- [TO BE DONE]: Give the material once more, word for word, without any images.

- [LISTED RECORDS]:
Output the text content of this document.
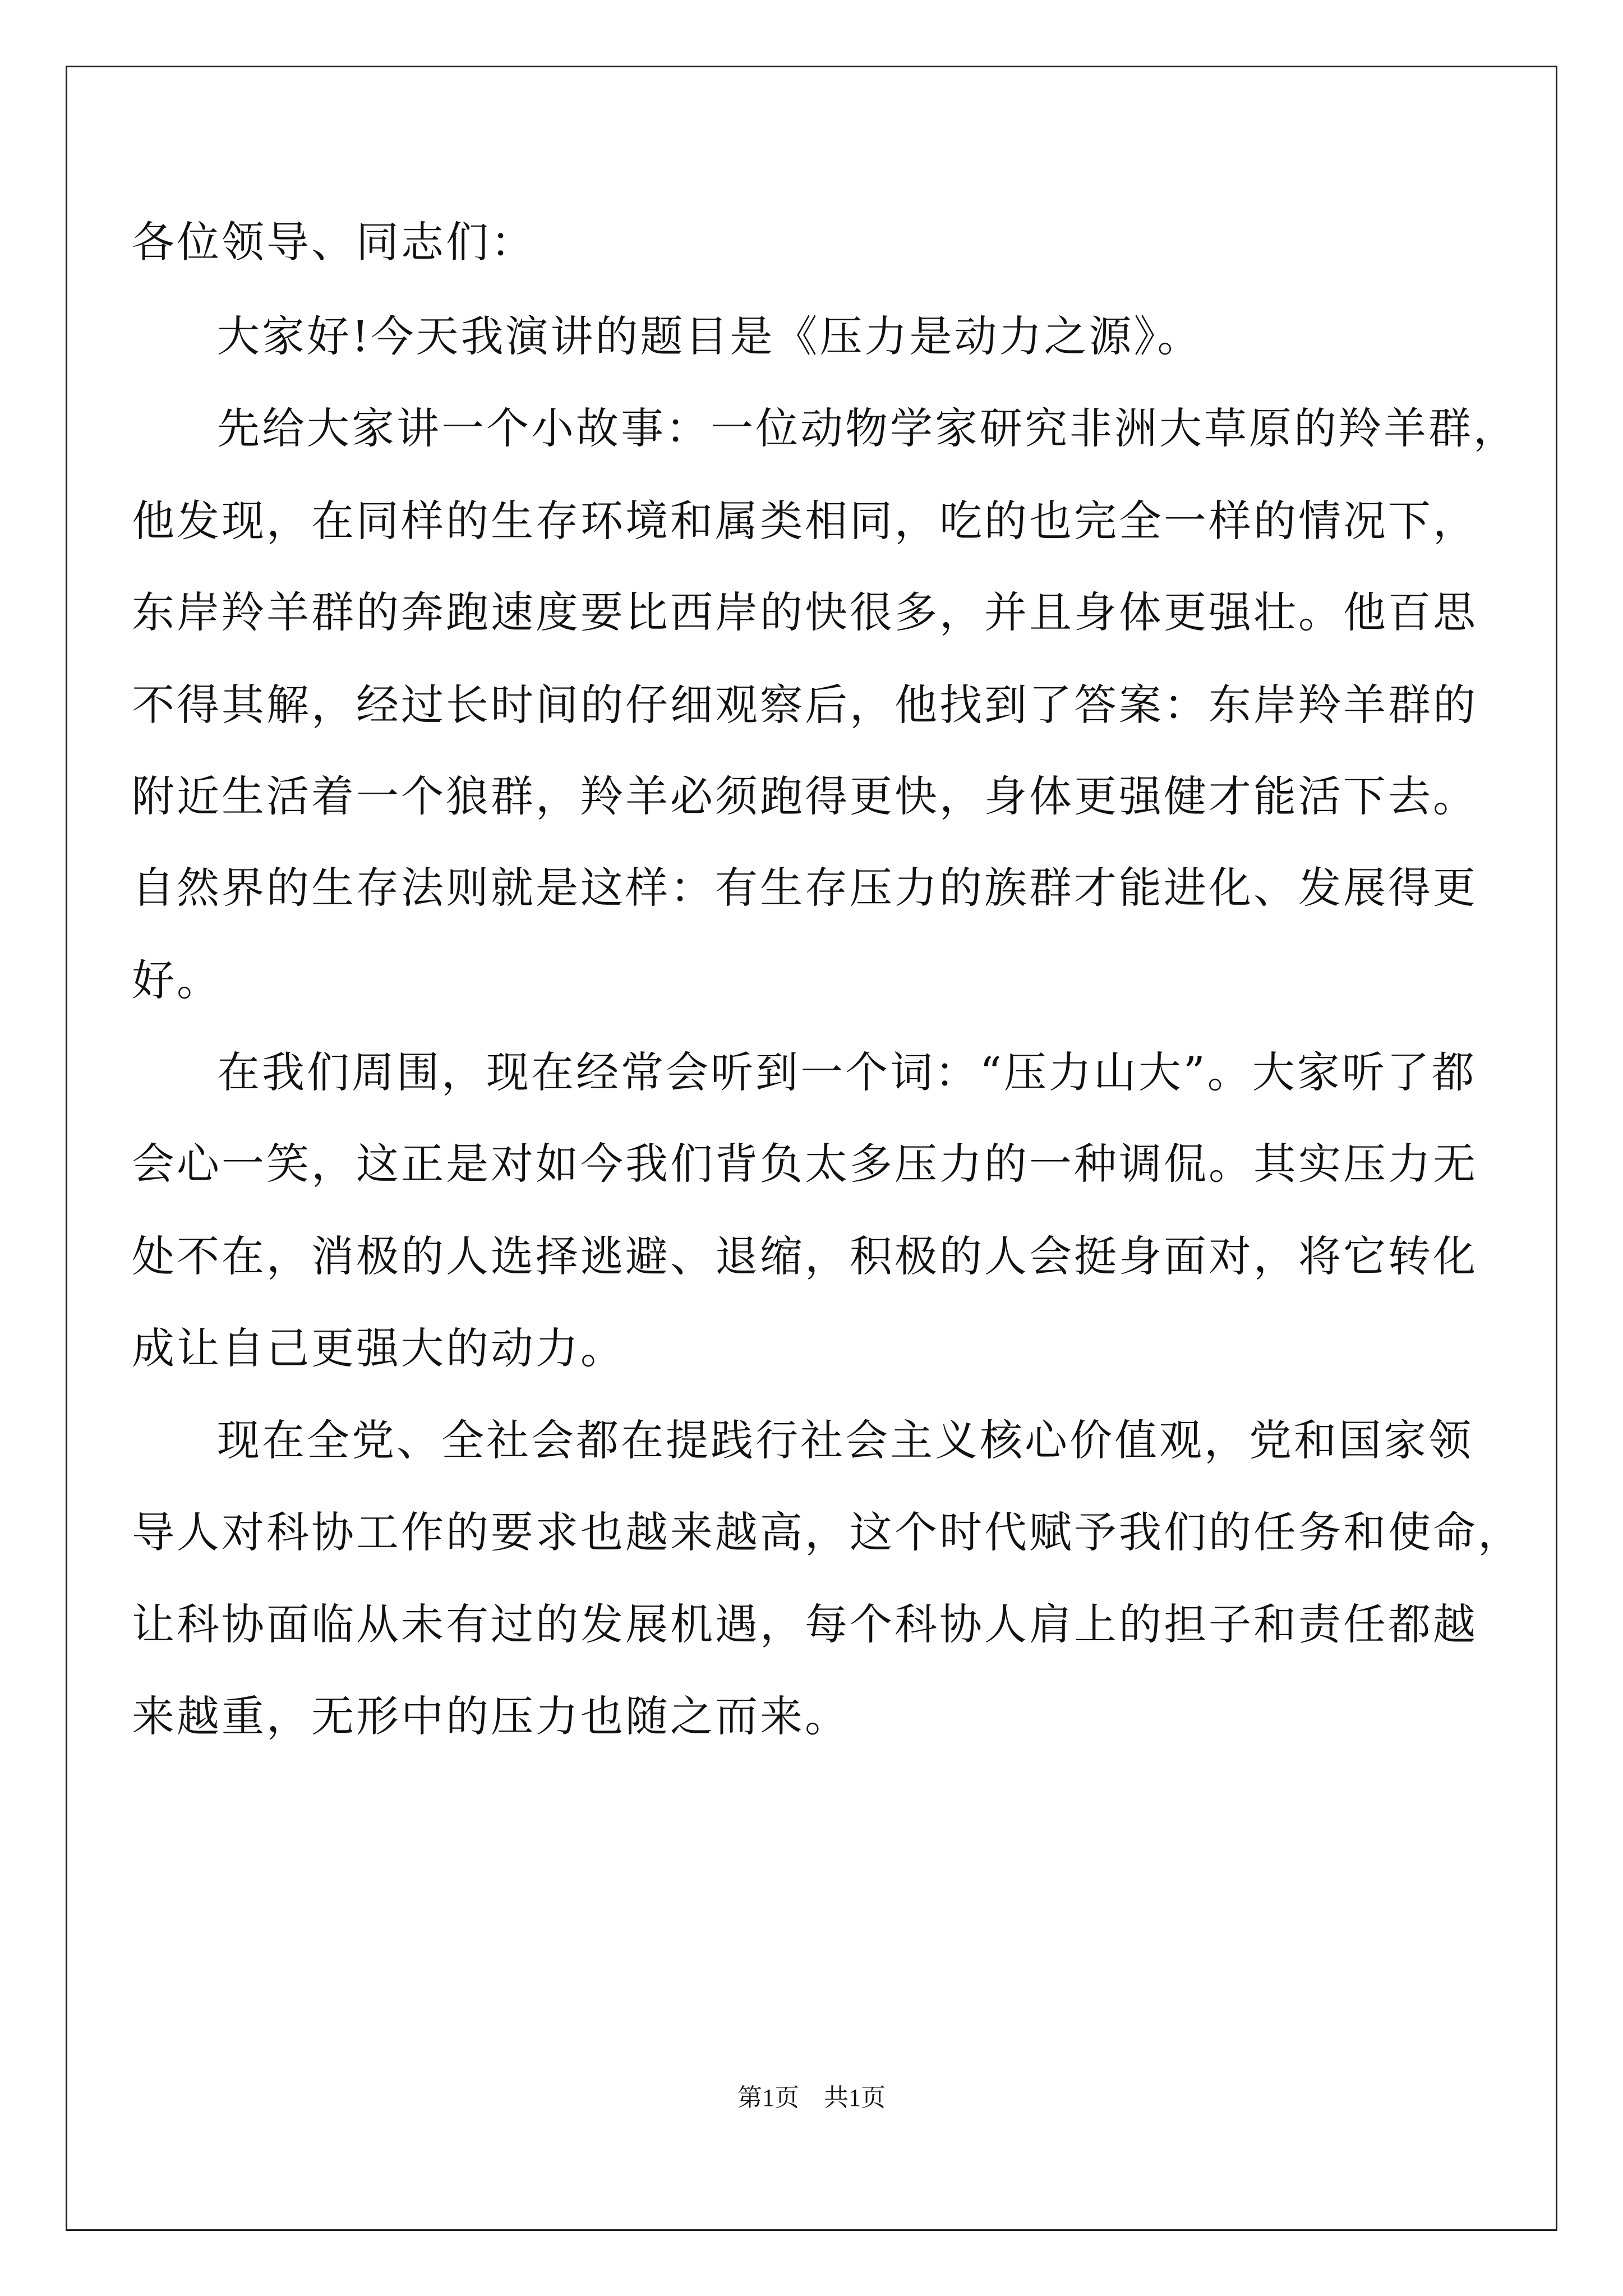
各位领导、同志们：
大家好!今天我演讲的题目是《压力是动力之源》。
先给大家讲一个小故事：一位动物学家研究非洲大草原的羚羊群，
他发现，在同样的生存环境和属类相同，吃的也完全一样的情况下，
东岸羚羊群的奔跑速度要比西岸的快很多，并且身体更强壮。他百思
不得其解，经过长时间的仔细观察后，他找到了答案：东岸羚羊群的
附近生活着一个狼群，羚羊必须跑得更快，身体更强健才能活下去。
自然界的生存法则就是这样：有生存压力的族群才能进化、发展得更
好。
在我们周围，现在经常会听到一个词：“压力山大”。大家听了都
会心一笑，这正是对如今我们背负太多压力的一种调侃。其实压力无
处不在，消极的人选择逃避、退缩，积极的人会挺身面对，将它转化
成让自己更强大的动力。
现在全党、全社会都在提践行社会主义核心价值观，党和国家领
导人对科协工作的要求也越来越高，这个时代赋予我们的任务和使命，
让科协面临从未有过的发展机遇，每个科协人肩上的担子和责任都越
来越重，无形中的压力也随之而来。
第1页　共1页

- [CORRECT RESPONSE]:
Output the text content of this document.
各位领导、同志们：
大家好!今天我演讲的题目是《压力是动力之源》。
先给大家讲一个小故事：一位动物学家研究非洲大草原的羚羊群，
他发现，在同样的生存环境和属类相同，吃的也完全一样的情况下，
东岸羚羊群的奔跑速度要比西岸的快很多，并且身体更强壮。他百思
不得其解，经过长时间的仔细观察后，他找到了答案：东岸羚羊群的
附近生活着一个狼群，羚羊必须跑得更快，身体更强健才能活下去。
自然界的生存法则就是这样：有生存压力的族群才能进化、发展得更
好。
在我们周围，现在经常会听到一个词：“压力山大”。大家听了都
会心一笑，这正是对如今我们背负太多压力的一种调侃。其实压力无
处不在，消极的人选择逃避、退缩，积极的人会挺身面对，将它转化
成让自己更强大的动力。
现在全党、全社会都在提践行社会主义核心价值观，党和国家领
导人对科协工作的要求也越来越高，这个时代赋予我们的任务和使命，
让科协面临从未有过的发展机遇，每个科协人肩上的担子和责任都越
来越重，无形中的压力也随之而来。
第1页　共1页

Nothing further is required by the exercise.